** Start DATASET **

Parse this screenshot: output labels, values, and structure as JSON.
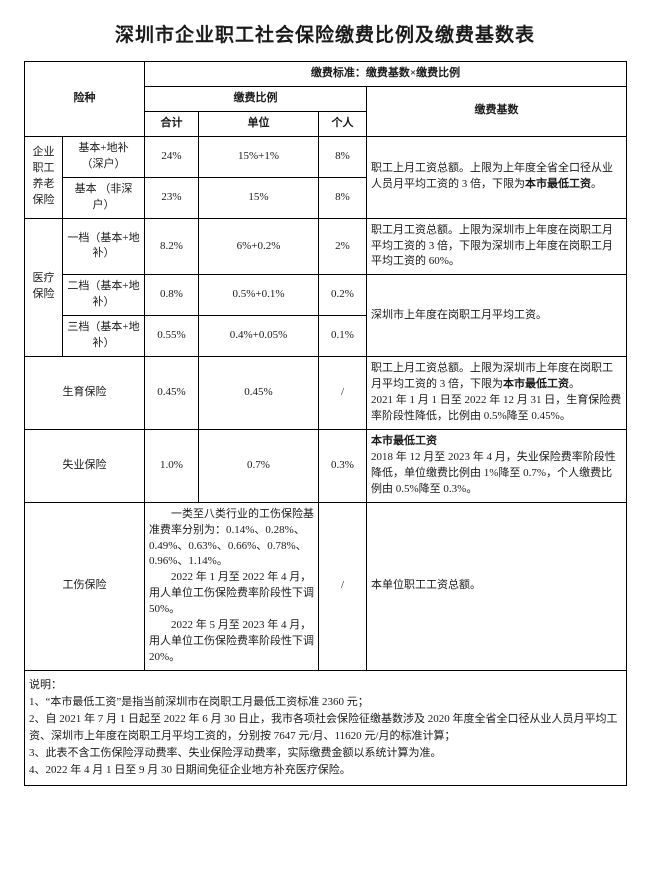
{
  "title": "深圳市企业职工社会保险缴费比例及缴费基数表",
  "header": {
    "standard": "缴费标准：缴费基数×缴费比例",
    "ins_type": "险种",
    "ratio": "缴费比例",
    "base": "缴费基数",
    "total": "合计",
    "unit": "单位",
    "person": "个人"
  },
  "pension": {
    "group": "企业职工养老保险",
    "row1": {
      "sub": "基本+地补\n（深户）",
      "total": "24%",
      "unit": "15%+1%",
      "person": "8%"
    },
    "row2": {
      "sub": "基本\n（非深户）",
      "total": "23%",
      "unit": "15%",
      "person": "8%"
    },
    "base": "职工上月工资总额。上限为上年度全省全口径从业人员月平均工资的 3 倍，下限为",
    "base_bold": "本市最低工资",
    "base_tail": "。"
  },
  "medical": {
    "group": "医疗保险",
    "r1": {
      "sub": "一档（基本+地补）",
      "total": "8.2%",
      "unit": "6%+0.2%",
      "person": "2%",
      "base": "职工月工资总额。上限为深圳市上年度在岗职工月平均工资的 3 倍，下限为深圳市上年度在岗职工月平均工资的 60%。"
    },
    "r2": {
      "sub": "二档（基本+地补）",
      "total": "0.8%",
      "unit": "0.5%+0.1%",
      "person": "0.2%"
    },
    "r3": {
      "sub": "三档（基本+地补）",
      "total": "0.55%",
      "unit": "0.4%+0.05%",
      "person": "0.1%"
    },
    "base23": "深圳市上年度在岗职工月平均工资。"
  },
  "maternity": {
    "name": "生育保险",
    "total": "0.45%",
    "unit": "0.45%",
    "person": "/",
    "base_a": "职工上月工资总额。上限为深圳市上年度在岗职工月平均工资的 3 倍，下限为",
    "base_bold": "本市最低工资",
    "base_b": "。\n2021 年 1 月 1 日至 2022 年 12 月 31 日，生育保险费率阶段性降低，比例由 0.5%降至 0.45%。"
  },
  "unemployment": {
    "name": "失业保险",
    "total": "1.0%",
    "unit": "0.7%",
    "person": "0.3%",
    "base_bold": "本市最低工资",
    "base_b": "\n2018 年 12 月至 2023 年 4 月，失业保险费率阶段性降低，单位缴费比例由 1%降至 0.7%，个人缴费比例由 0.5%降至 0.3%。"
  },
  "injury": {
    "name": "工伤保险",
    "desc": "　　一类至八类行业的工伤保险基准费率分别为：0.14%、0.28%、0.49%、0.63%、0.66%、0.78%、0.96%、1.14%。\n　　2022 年 1 月至 2022 年 4 月，用人单位工伤保险费率阶段性下调 50%。\n　　2022 年 5 月至 2023 年 4 月，用人单位工伤保险费率阶段性下调 20%。",
    "person": "/",
    "base": "本单位职工工资总额。"
  },
  "notes": {
    "hdr": "说明：",
    "n1": "1、“本市最低工资”是指当前深圳市在岗职工月最低工资标准 2360 元；",
    "n2": "2、自 2021 年 7 月 1 日起至 2022 年 6 月 30 日止，我市各项社会保险征缴基数涉及 2020 年度全省全口径从业人员月平均工资、深圳市上年度在岗职工月平均工资的，分别按 7647 元/月、11620 元/月的标准计算；",
    "n3": "3、此表不含工伤保险浮动费率、失业保险浮动费率，实际缴费金额以系统计算为准。",
    "n4": "4、2022 年 4 月 1 日至 9 月 30 日期间免征企业地方补充医疗保险。"
  },
  "cols": {
    "c1": 38,
    "c2": 82,
    "c3": 54,
    "c4": 120,
    "c5": 48,
    "c6": 260
  }
}
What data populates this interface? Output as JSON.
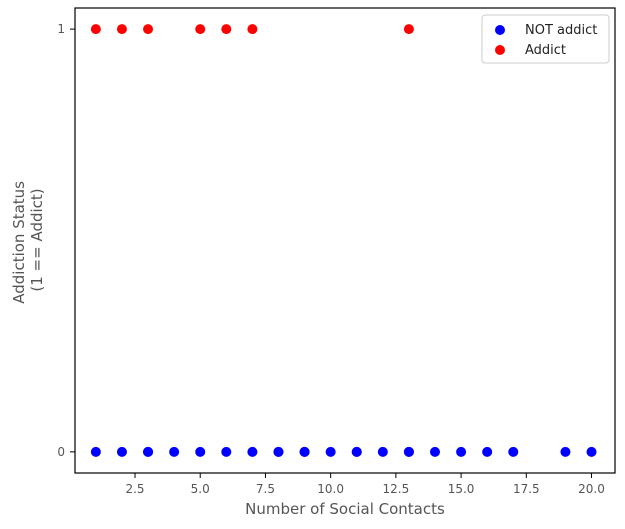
{
  "chart_data": {
    "type": "scatter",
    "title": "",
    "xlabel": "Number of Social Contacts",
    "ylabel": [
      "Addiction Status",
      "(1 == Addict)"
    ],
    "xlim": [
      0.2,
      20.9
    ],
    "ylim": [
      -0.05,
      1.05
    ],
    "xticks": [
      2.5,
      5.0,
      7.5,
      10.0,
      12.5,
      15.0,
      17.5,
      20.0
    ],
    "xtick_labels": [
      "2.5",
      "5.0",
      "7.5",
      "10.0",
      "12.5",
      "15.0",
      "17.5",
      "20.0"
    ],
    "yticks": [
      0,
      1
    ],
    "ytick_labels": [
      "0",
      "1"
    ],
    "grid": false,
    "legend_position": "top-right",
    "series": [
      {
        "name": "NOT addict",
        "color": "#0000ff",
        "x": [
          1,
          2,
          3,
          3,
          4,
          5,
          6,
          7,
          8,
          8,
          9,
          9,
          10,
          11,
          11,
          12,
          13,
          13,
          14,
          15,
          16,
          17,
          19,
          20
        ],
        "y": [
          0,
          0,
          0,
          0,
          0,
          0,
          0,
          0,
          0,
          0,
          0,
          0,
          0,
          0,
          0,
          0,
          0,
          0,
          0,
          0,
          0,
          0,
          0,
          0
        ]
      },
      {
        "name": "Addict",
        "color": "#ff0000",
        "x": [
          1,
          2,
          3,
          5,
          6,
          7,
          13
        ],
        "y": [
          1,
          1,
          1,
          1,
          1,
          1,
          1
        ]
      }
    ]
  }
}
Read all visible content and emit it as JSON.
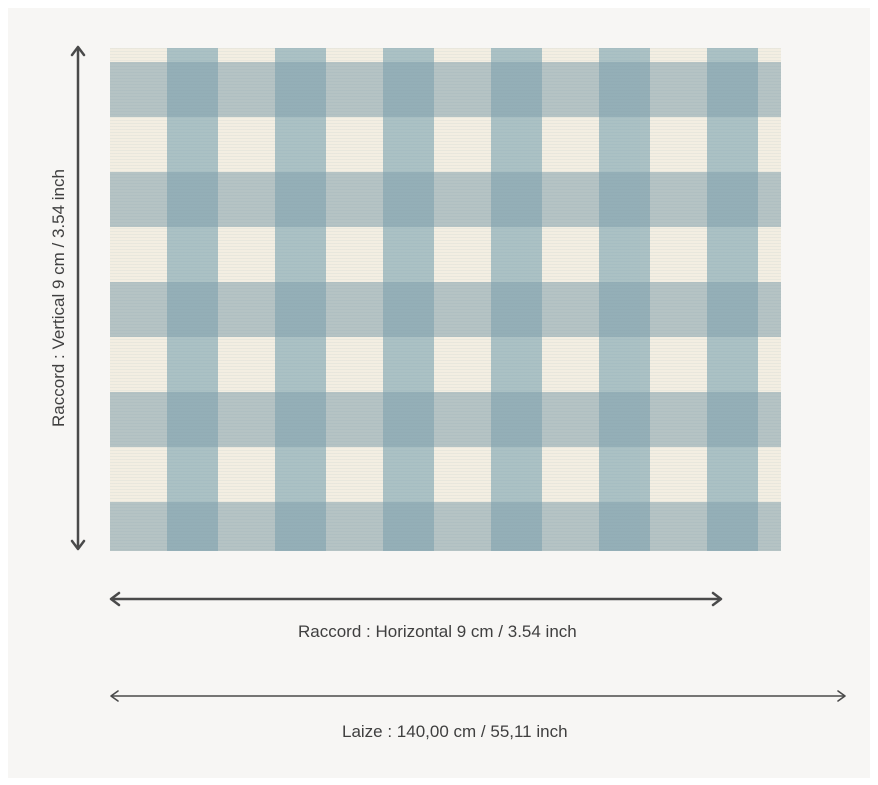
{
  "vertical_repeat": {
    "label": "Raccord : Vertical 9 cm / 3.54 inch"
  },
  "horizontal_repeat": {
    "label": "Raccord : Horizontal 9 cm / 3.54 inch"
  },
  "width": {
    "label": "Laize : 140,00 cm / 55,11 inch"
  },
  "colors": {
    "background": "#f7f6f4",
    "fabric_cream": "#f3eee2",
    "fabric_blue": "#8caeb8",
    "arrow": "#4a4a4a",
    "text": "#3f3f3f"
  }
}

** End DATASET **

| TASK TO COMPLETE |
Retype everything in the material word for word, minus pictures.

| EXERCISE OUTPUT |
Parse this screenshot: output labels, values, and structure as JSON.
{
  "title": "深圳市企业职工社会保险缴费比例及缴费基数表",
  "header": {
    "standard": "缴费标准：缴费基数×缴费比例",
    "ins_type": "险种",
    "ratio": "缴费比例",
    "base": "缴费基数",
    "total": "合计",
    "unit": "单位",
    "person": "个人"
  },
  "pension": {
    "group": "企业职工养老保险",
    "row1": {
      "sub": "基本+地补\n（深户）",
      "total": "24%",
      "unit": "15%+1%",
      "person": "8%"
    },
    "row2": {
      "sub": "基本\n（非深户）",
      "total": "23%",
      "unit": "15%",
      "person": "8%"
    },
    "base": "职工上月工资总额。上限为上年度全省全口径从业人员月平均工资的 3 倍，下限为",
    "base_bold": "本市最低工资",
    "base_tail": "。"
  },
  "medical": {
    "group": "医疗保险",
    "r1": {
      "sub": "一档（基本+地补）",
      "total": "8.2%",
      "unit": "6%+0.2%",
      "person": "2%",
      "base": "职工月工资总额。上限为深圳市上年度在岗职工月平均工资的 3 倍，下限为深圳市上年度在岗职工月平均工资的 60%。"
    },
    "r2": {
      "sub": "二档（基本+地补）",
      "total": "0.8%",
      "unit": "0.5%+0.1%",
      "person": "0.2%"
    },
    "r3": {
      "sub": "三档（基本+地补）",
      "total": "0.55%",
      "unit": "0.4%+0.05%",
      "person": "0.1%"
    },
    "base23": "深圳市上年度在岗职工月平均工资。"
  },
  "maternity": {
    "name": "生育保险",
    "total": "0.45%",
    "unit": "0.45%",
    "person": "/",
    "base_a": "职工上月工资总额。上限为深圳市上年度在岗职工月平均工资的 3 倍，下限为",
    "base_bold": "本市最低工资",
    "base_b": "。\n2021 年 1 月 1 日至 2022 年 12 月 31 日，生育保险费率阶段性降低，比例由 0.5%降至 0.45%。"
  },
  "unemployment": {
    "name": "失业保险",
    "total": "1.0%",
    "unit": "0.7%",
    "person": "0.3%",
    "base_bold": "本市最低工资",
    "base_b": "\n2018 年 12 月至 2023 年 4 月，失业保险费率阶段性降低，单位缴费比例由 1%降至 0.7%，个人缴费比例由 0.5%降至 0.3%。"
  },
  "injury": {
    "name": "工伤保险",
    "desc": "　　一类至八类行业的工伤保险基准费率分别为：0.14%、0.28%、0.49%、0.63%、0.66%、0.78%、0.96%、1.14%。\n　　2022 年 1 月至 2022 年 4 月，用人单位工伤保险费率阶段性下调 50%。\n　　2022 年 5 月至 2023 年 4 月，用人单位工伤保险费率阶段性下调 20%。",
    "person": "/",
    "base": "本单位职工工资总额。"
  },
  "notes": {
    "hdr": "说明：",
    "n1": "1、“本市最低工资”是指当前深圳市在岗职工月最低工资标准 2360 元；",
    "n2": "2、自 2021 年 7 月 1 日起至 2022 年 6 月 30 日止，我市各项社会保险征缴基数涉及 2020 年度全省全口径从业人员月平均工资、深圳市上年度在岗职工月平均工资的，分别按 7647 元/月、11620 元/月的标准计算；",
    "n3": "3、此表不含工伤保险浮动费率、失业保险浮动费率，实际缴费金额以系统计算为准。",
    "n4": "4、2022 年 4 月 1 日至 9 月 30 日期间免征企业地方补充医疗保险。"
  },
  "cols": {
    "c1": 38,
    "c2": 82,
    "c3": 54,
    "c4": 120,
    "c5": 48,
    "c6": 260
  }
}
What data populates this interface? Output as JSON.
{
  "chart_data": {
    "type": "scatter",
    "title": "",
    "xlabel": "Number of Social Contacts",
    "ylabel": [
      "Addiction Status",
      "(1 == Addict)"
    ],
    "xlim": [
      0.2,
      20.9
    ],
    "ylim": [
      -0.05,
      1.05
    ],
    "xticks": [
      2.5,
      5.0,
      7.5,
      10.0,
      12.5,
      15.0,
      17.5,
      20.0
    ],
    "xtick_labels": [
      "2.5",
      "5.0",
      "7.5",
      "10.0",
      "12.5",
      "15.0",
      "17.5",
      "20.0"
    ],
    "yticks": [
      0,
      1
    ],
    "ytick_labels": [
      "0",
      "1"
    ],
    "grid": false,
    "legend_position": "top-right",
    "series": [
      {
        "name": "NOT addict",
        "color": "#0000ff",
        "x": [
          1,
          2,
          3,
          3,
          4,
          5,
          6,
          7,
          8,
          8,
          9,
          9,
          10,
          11,
          11,
          12,
          13,
          13,
          14,
          15,
          16,
          17,
          19,
          20
        ],
        "y": [
          0,
          0,
          0,
          0,
          0,
          0,
          0,
          0,
          0,
          0,
          0,
          0,
          0,
          0,
          0,
          0,
          0,
          0,
          0,
          0,
          0,
          0,
          0,
          0
        ]
      },
      {
        "name": "Addict",
        "color": "#ff0000",
        "x": [
          1,
          2,
          3,
          5,
          6,
          7,
          13
        ],
        "y": [
          1,
          1,
          1,
          1,
          1,
          1,
          1
        ]
      }
    ]
  }
}
Read all visible content and emit it as JSON.
{
  "vertical_repeat": {
    "label": "Raccord : Vertical 9 cm / 3.54 inch"
  },
  "horizontal_repeat": {
    "label": "Raccord : Horizontal 9 cm / 3.54 inch"
  },
  "width": {
    "label": "Laize : 140,00 cm / 55,11 inch"
  },
  "colors": {
    "background": "#f7f6f4",
    "fabric_cream": "#f3eee2",
    "fabric_blue": "#8caeb8",
    "arrow": "#4a4a4a",
    "text": "#3f3f3f"
  }
}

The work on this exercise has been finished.